Go through the material below and copy all lines with "type".

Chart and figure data
::::::::::

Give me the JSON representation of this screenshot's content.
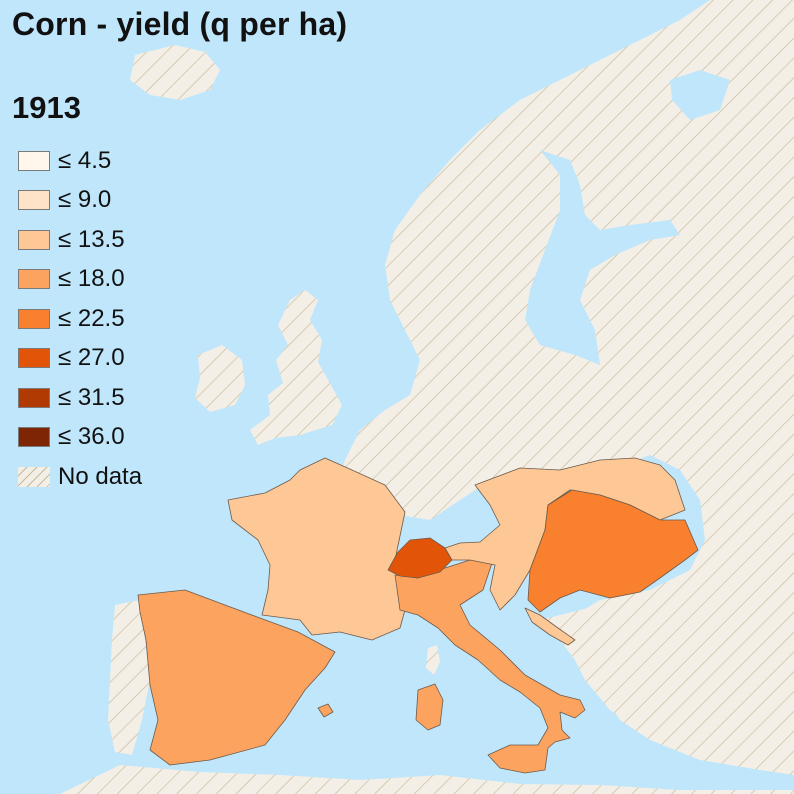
{
  "title": "Corn - yield (q per ha)",
  "year": "1913",
  "legend": {
    "items": [
      {
        "label": "≤ 4.5",
        "color": "#fff6ec"
      },
      {
        "label": "≤ 9.0",
        "color": "#fee3c8"
      },
      {
        "label": "≤ 13.5",
        "color": "#fdc796"
      },
      {
        "label": "≤ 18.0",
        "color": "#fca35f"
      },
      {
        "label": "≤ 22.5",
        "color": "#f8802e"
      },
      {
        "label": "≤ 27.0",
        "color": "#e25508"
      },
      {
        "label": "≤ 31.5",
        "color": "#b13a02"
      },
      {
        "label": "≤ 36.0",
        "color": "#7e2603"
      }
    ],
    "no_data_label": "No data"
  },
  "colors": {
    "sea": "#bfe6fb",
    "no_data_fill": "#f3efe6",
    "no_data_hatch": "#c8b99a",
    "border": "#6d5a4a"
  },
  "regions": [
    {
      "name": "France",
      "bin": "≤ 13.5"
    },
    {
      "name": "Spain",
      "bin": "≤ 18.0"
    },
    {
      "name": "Italy",
      "bin": "≤ 18.0"
    },
    {
      "name": "Switzerland",
      "bin": "≤ 27.0"
    },
    {
      "name": "Austria",
      "bin": "≤ 13.5"
    },
    {
      "name": "Hungary",
      "bin": "≤ 22.5"
    }
  ]
}
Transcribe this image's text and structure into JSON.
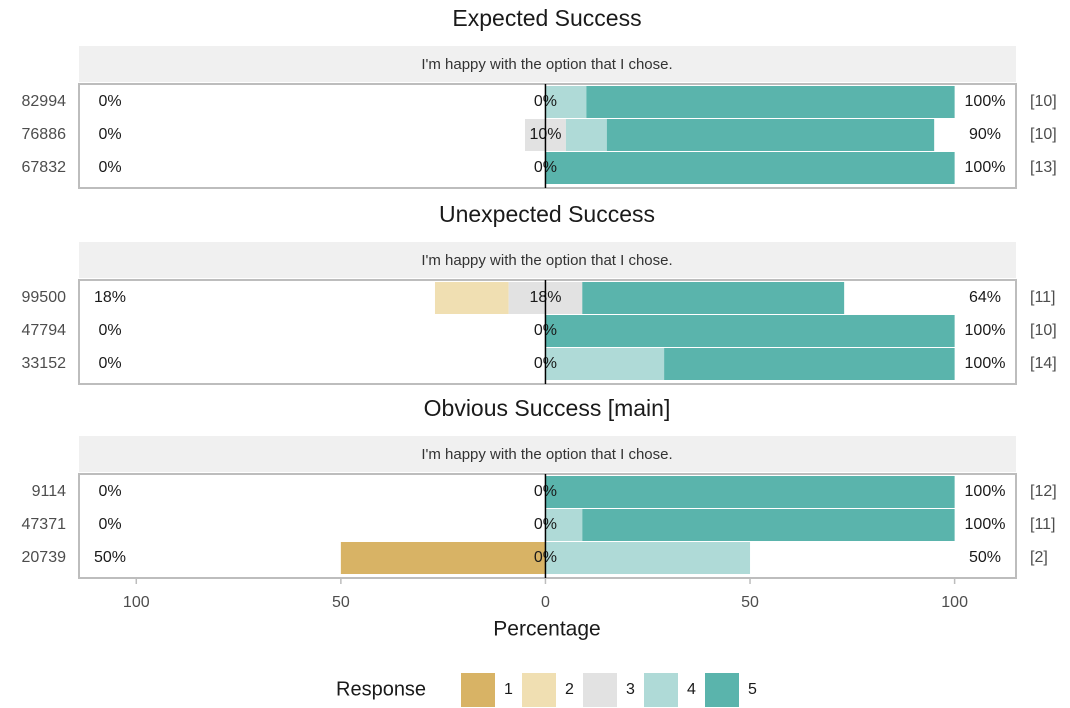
{
  "chart_data": {
    "type": "diverging_bar",
    "xlabel": "Percentage",
    "xlim": [
      -114,
      115
    ],
    "xticks": [
      {
        "value": -100,
        "label": "100"
      },
      {
        "value": -50,
        "label": "50"
      },
      0,
      50,
      100
    ],
    "legend_title": "Response",
    "series": [
      {
        "name": "1",
        "color": "#d8b365"
      },
      {
        "name": "2",
        "color": "#f0dfb2"
      },
      {
        "name": "3",
        "color": "#e2e2e2"
      },
      {
        "name": "4",
        "color": "#afdad7"
      },
      {
        "name": "5",
        "color": "#5ab4ac"
      }
    ],
    "facets": [
      {
        "title": "Expected Success",
        "subtitle": "I'm happy with the option that I chose.",
        "rows": [
          {
            "name": "82994",
            "values": [
              0,
              0,
              0,
              10,
              90
            ],
            "left_label": "0%",
            "neutral_label": "0%",
            "right_label": "100%",
            "count": "[10]"
          },
          {
            "name": "76886",
            "values": [
              0,
              0,
              10,
              10,
              80
            ],
            "left_label": "0%",
            "neutral_label": "10%",
            "right_label": "90%",
            "count": "[10]"
          },
          {
            "name": "67832",
            "values": [
              0,
              0,
              0,
              0,
              100
            ],
            "left_label": "0%",
            "neutral_label": "0%",
            "right_label": "100%",
            "count": "[13]"
          }
        ]
      },
      {
        "title": "Unexpected Success",
        "subtitle": "I'm happy with the option that I chose.",
        "rows": [
          {
            "name": "99500",
            "values": [
              0,
              18,
              18,
              0,
              64
            ],
            "left_label": "18%",
            "neutral_label": "18%",
            "right_label": "64%",
            "count": "[11]"
          },
          {
            "name": "47794",
            "values": [
              0,
              0,
              0,
              0,
              100
            ],
            "left_label": "0%",
            "neutral_label": "0%",
            "right_label": "100%",
            "count": "[10]"
          },
          {
            "name": "33152",
            "values": [
              0,
              0,
              0,
              29,
              71
            ],
            "left_label": "0%",
            "neutral_label": "0%",
            "right_label": "100%",
            "count": "[14]"
          }
        ]
      },
      {
        "title": "Obvious Success [main]",
        "subtitle": "I'm happy with the option that I chose.",
        "rows": [
          {
            "name": "9114",
            "values": [
              0,
              0,
              0,
              0,
              100
            ],
            "left_label": "0%",
            "neutral_label": "0%",
            "right_label": "100%",
            "count": "[12]"
          },
          {
            "name": "47371",
            "values": [
              0,
              0,
              0,
              9,
              91
            ],
            "left_label": "0%",
            "neutral_label": "0%",
            "right_label": "100%",
            "count": "[11]"
          },
          {
            "name": "20739",
            "values": [
              50,
              0,
              0,
              50,
              0
            ],
            "left_label": "50%",
            "neutral_label": "0%",
            "right_label": "50%",
            "count": "[2]"
          }
        ]
      }
    ]
  }
}
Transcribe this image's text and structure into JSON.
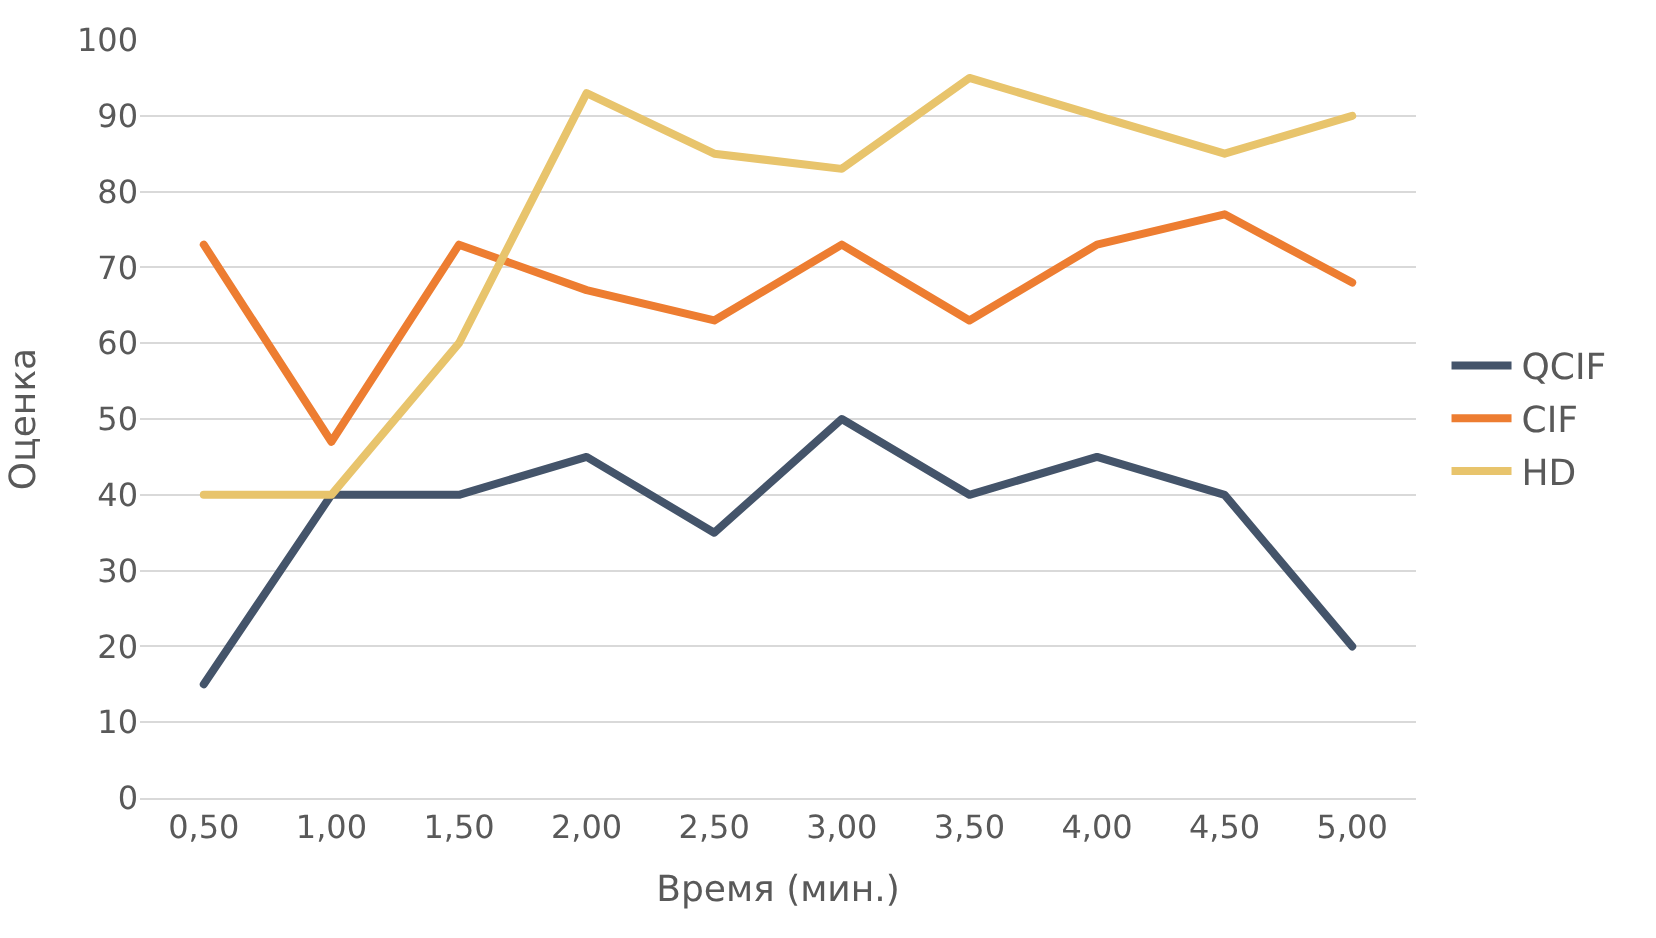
{
  "chart_data": {
    "type": "line",
    "xlabel": "Время (мин.)",
    "ylabel": "Оценка",
    "categories": [
      "0,50",
      "1,00",
      "1,50",
      "2,00",
      "2,50",
      "3,00",
      "3,50",
      "4,00",
      "4,50",
      "5,00"
    ],
    "series": [
      {
        "name": "QCIF",
        "color": "#44546a",
        "values": [
          15,
          40,
          40,
          45,
          35,
          50,
          40,
          45,
          40,
          20
        ]
      },
      {
        "name": "CIF",
        "color": "#ed7d31",
        "values": [
          73,
          47,
          73,
          67,
          63,
          73,
          63,
          73,
          77,
          68
        ]
      },
      {
        "name": "HD",
        "color": "#e8c46c",
        "values": [
          40,
          40,
          60,
          93,
          85,
          83,
          95,
          90,
          85,
          90
        ]
      }
    ],
    "ylim": [
      0,
      100
    ],
    "yticks": [
      0,
      10,
      20,
      30,
      40,
      50,
      60,
      70,
      80,
      90,
      100
    ],
    "grid": "y",
    "legend": "right",
    "marker": "none",
    "line_style": "solid"
  }
}
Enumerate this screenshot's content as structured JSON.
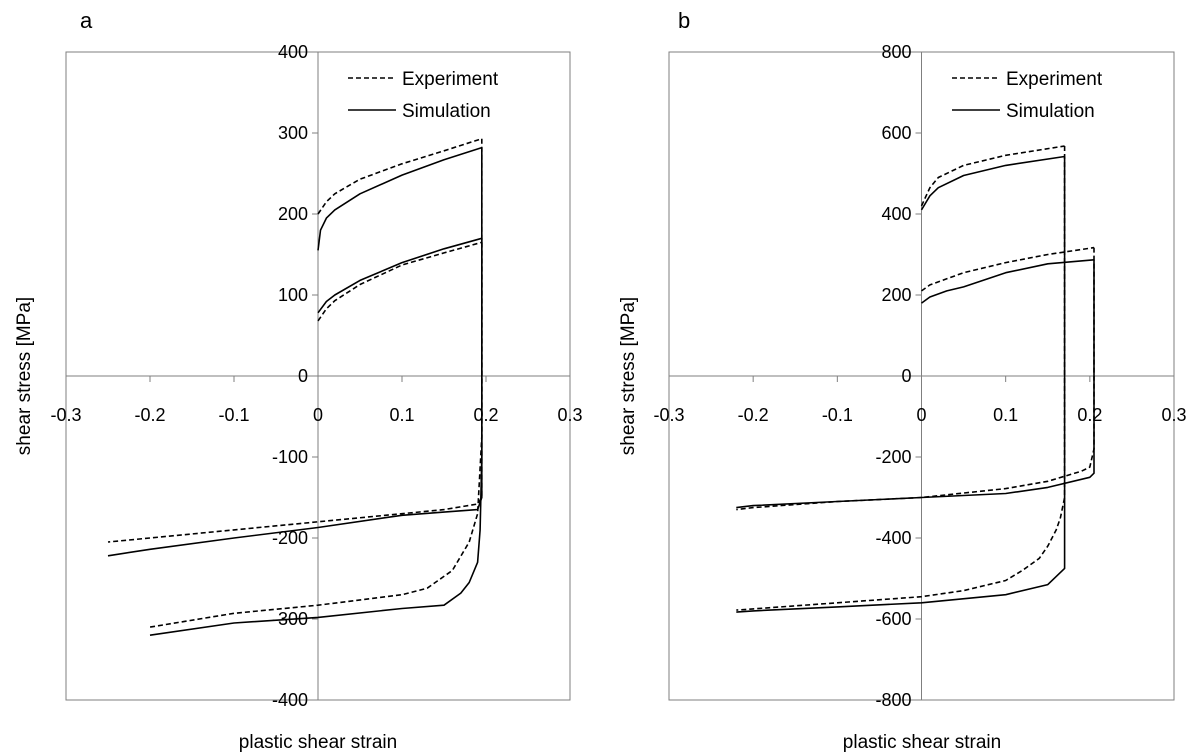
{
  "chart_data": [
    {
      "panel": "a",
      "type": "line",
      "xlabel": "plastic shear strain",
      "ylabel": "shear stress [MPa]",
      "xlim": [
        -0.3,
        0.3
      ],
      "ylim": [
        -400,
        400
      ],
      "xticks": [
        "-0.3",
        "-0.2",
        "-0.1",
        "0",
        "0.1",
        "0.2",
        "0.3"
      ],
      "yticks": [
        "400",
        "300",
        "200",
        "100",
        "0",
        "-100",
        "-200",
        "-300",
        "-400"
      ],
      "legend": {
        "position": "top-right",
        "entries": [
          "Experiment",
          "Simulation"
        ]
      },
      "grid": false,
      "series": [
        {
          "name": "Experiment",
          "style": "dashed",
          "segments": [
            [
              [
                0,
                200
              ],
              [
                0.01,
                215
              ],
              [
                0.02,
                225
              ],
              [
                0.05,
                243
              ],
              [
                0.1,
                262
              ],
              [
                0.15,
                278
              ],
              [
                0.195,
                293
              ]
            ],
            [
              [
                0,
                68
              ],
              [
                0.01,
                83
              ],
              [
                0.02,
                93
              ],
              [
                0.05,
                113
              ],
              [
                0.1,
                137
              ],
              [
                0.15,
                152
              ],
              [
                0.195,
                165
              ]
            ],
            [
              [
                0.195,
                293
              ],
              [
                0.195,
                -150
              ],
              [
                0.19,
                -158
              ],
              [
                0.15,
                -165
              ],
              [
                0.1,
                -170
              ],
              [
                0,
                -180
              ],
              [
                -0.1,
                -190
              ],
              [
                -0.2,
                -200
              ],
              [
                -0.25,
                -205
              ]
            ],
            [
              [
                0.195,
                165
              ],
              [
                0.195,
                -75
              ],
              [
                0.19,
                -170
              ],
              [
                0.18,
                -205
              ],
              [
                0.16,
                -240
              ],
              [
                0.13,
                -262
              ],
              [
                0.1,
                -270
              ],
              [
                0,
                -283
              ],
              [
                -0.1,
                -293
              ],
              [
                -0.2,
                -310
              ]
            ]
          ]
        },
        {
          "name": "Simulation",
          "style": "solid",
          "segments": [
            [
              [
                0,
                155
              ],
              [
                0.003,
                180
              ],
              [
                0.01,
                195
              ],
              [
                0.02,
                205
              ],
              [
                0.05,
                225
              ],
              [
                0.1,
                248
              ],
              [
                0.15,
                267
              ],
              [
                0.195,
                282
              ]
            ],
            [
              [
                0,
                78
              ],
              [
                0.01,
                92
              ],
              [
                0.02,
                100
              ],
              [
                0.05,
                118
              ],
              [
                0.1,
                140
              ],
              [
                0.15,
                157
              ],
              [
                0.195,
                170
              ]
            ],
            [
              [
                0.195,
                282
              ],
              [
                0.195,
                -150
              ],
              [
                0.19,
                -165
              ],
              [
                0.15,
                -168
              ],
              [
                0.1,
                -172
              ],
              [
                0,
                -187
              ],
              [
                -0.1,
                -200
              ],
              [
                -0.2,
                -214
              ],
              [
                -0.25,
                -222
              ]
            ],
            [
              [
                0.195,
                170
              ],
              [
                0.195,
                -100
              ],
              [
                0.193,
                -190
              ],
              [
                0.19,
                -230
              ],
              [
                0.18,
                -255
              ],
              [
                0.17,
                -268
              ],
              [
                0.15,
                -283
              ],
              [
                0.1,
                -287
              ],
              [
                0,
                -298
              ],
              [
                -0.1,
                -305
              ],
              [
                -0.2,
                -320
              ]
            ]
          ]
        }
      ]
    },
    {
      "panel": "b",
      "type": "line",
      "xlabel": "plastic shear strain",
      "ylabel": "shear stress [MPa]",
      "xlim": [
        -0.3,
        0.3
      ],
      "ylim": [
        -800,
        800
      ],
      "xticks": [
        "-0.3",
        "-0.2",
        "-0.1",
        "0",
        "0.1",
        "0.2",
        "0.3"
      ],
      "yticks": [
        "800",
        "600",
        "400",
        "200",
        "0",
        "-200",
        "-400",
        "-600",
        "-800"
      ],
      "legend": {
        "position": "top-right",
        "entries": [
          "Experiment",
          "Simulation"
        ]
      },
      "grid": false,
      "series": [
        {
          "name": "Experiment",
          "style": "dashed",
          "segments": [
            [
              [
                0,
                420
              ],
              [
                0.01,
                465
              ],
              [
                0.02,
                490
              ],
              [
                0.05,
                520
              ],
              [
                0.1,
                545
              ],
              [
                0.17,
                568
              ]
            ],
            [
              [
                0,
                210
              ],
              [
                0.01,
                225
              ],
              [
                0.03,
                240
              ],
              [
                0.05,
                255
              ],
              [
                0.1,
                280
              ],
              [
                0.15,
                300
              ],
              [
                0.205,
                317
              ]
            ],
            [
              [
                0.17,
                568
              ],
              [
                0.17,
                -300
              ],
              [
                0.165,
                -350
              ],
              [
                0.16,
                -380
              ],
              [
                0.15,
                -420
              ],
              [
                0.14,
                -450
              ],
              [
                0.12,
                -480
              ],
              [
                0.1,
                -505
              ],
              [
                0.05,
                -530
              ],
              [
                0,
                -545
              ],
              [
                -0.1,
                -560
              ],
              [
                -0.2,
                -575
              ],
              [
                -0.22,
                -578
              ]
            ],
            [
              [
                0.205,
                317
              ],
              [
                0.205,
                -180
              ],
              [
                0.2,
                -225
              ],
              [
                0.19,
                -235
              ],
              [
                0.15,
                -260
              ],
              [
                0.1,
                -278
              ],
              [
                0,
                -300
              ],
              [
                -0.1,
                -310
              ],
              [
                -0.2,
                -325
              ],
              [
                -0.22,
                -330
              ]
            ]
          ]
        },
        {
          "name": "Simulation",
          "style": "solid",
          "segments": [
            [
              [
                0,
                410
              ],
              [
                0.01,
                445
              ],
              [
                0.02,
                465
              ],
              [
                0.05,
                495
              ],
              [
                0.1,
                520
              ],
              [
                0.17,
                542
              ]
            ],
            [
              [
                0,
                180
              ],
              [
                0.01,
                195
              ],
              [
                0.03,
                210
              ],
              [
                0.05,
                220
              ],
              [
                0.1,
                255
              ],
              [
                0.15,
                277
              ],
              [
                0.205,
                287
              ]
            ],
            [
              [
                0.17,
                542
              ],
              [
                0.17,
                -475
              ],
              [
                0.15,
                -515
              ],
              [
                0.1,
                -540
              ],
              [
                0,
                -560
              ],
              [
                -0.1,
                -570
              ],
              [
                -0.2,
                -580
              ],
              [
                -0.22,
                -583
              ]
            ],
            [
              [
                0.205,
                287
              ],
              [
                0.205,
                -240
              ],
              [
                0.2,
                -250
              ],
              [
                0.15,
                -275
              ],
              [
                0.1,
                -290
              ],
              [
                0,
                -300
              ],
              [
                -0.1,
                -310
              ],
              [
                -0.2,
                -320
              ],
              [
                -0.22,
                -325
              ]
            ]
          ]
        }
      ]
    }
  ]
}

::::::::::

▶ SOLVED EXERCISE:
    "type": "diverging_bar",
    "type": "line",
      "type": "line",
      "type": "line",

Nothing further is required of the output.